┏━━

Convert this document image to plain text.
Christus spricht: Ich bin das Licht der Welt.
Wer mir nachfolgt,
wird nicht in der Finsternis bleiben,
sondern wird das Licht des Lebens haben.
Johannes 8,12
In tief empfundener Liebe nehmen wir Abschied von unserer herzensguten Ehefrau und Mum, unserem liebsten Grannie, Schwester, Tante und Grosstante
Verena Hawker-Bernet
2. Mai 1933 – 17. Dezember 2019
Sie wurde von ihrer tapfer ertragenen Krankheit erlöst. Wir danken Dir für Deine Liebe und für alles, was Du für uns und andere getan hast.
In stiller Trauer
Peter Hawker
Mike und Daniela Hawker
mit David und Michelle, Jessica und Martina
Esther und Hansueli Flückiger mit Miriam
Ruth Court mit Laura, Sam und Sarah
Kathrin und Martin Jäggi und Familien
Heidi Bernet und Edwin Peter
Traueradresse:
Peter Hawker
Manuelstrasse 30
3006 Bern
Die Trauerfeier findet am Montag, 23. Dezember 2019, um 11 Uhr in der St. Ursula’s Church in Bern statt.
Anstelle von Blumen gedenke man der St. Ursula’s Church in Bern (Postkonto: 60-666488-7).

┗━━

Every record above must be duplicated exactly.

## FULL RESPONSE
Convert this document image to plain text.
Christus spricht: Ich bin das Licht der Welt.
Wer mir nachfolgt,
wird nicht in der Finsternis bleiben,
sondern wird das Licht des Lebens haben.
Johannes 8,12
In tief empfundener Liebe nehmen wir Abschied von unserer herzensguten Ehefrau und Mum, unserem liebsten Grannie, Schwester, Tante und Grosstante
Verena Hawker-Bernet
2. Mai 1933 – 17. Dezember 2019
Sie wurde von ihrer tapfer ertragenen Krankheit erlöst. Wir danken Dir für Deine Liebe und für alles, was Du für uns und andere getan hast.
In stiller Trauer
Peter Hawker
Mike und Daniela Hawker
mit David und Michelle, Jessica und Martina
Esther und Hansueli Flückiger mit Miriam
Ruth Court mit Laura, Sam und Sarah
Kathrin und Martin Jäggi und Familien
Heidi Bernet und Edwin Peter
Traueradresse:
Peter Hawker
Manuelstrasse 30
3006 Bern
Die Trauerfeier findet am Montag, 23. Dezember 2019, um 11 Uhr in der St. Ursula’s Church in Bern statt.
Anstelle von Blumen gedenke man der St. Ursula’s Church in Bern (Postkonto: 60-666488-7).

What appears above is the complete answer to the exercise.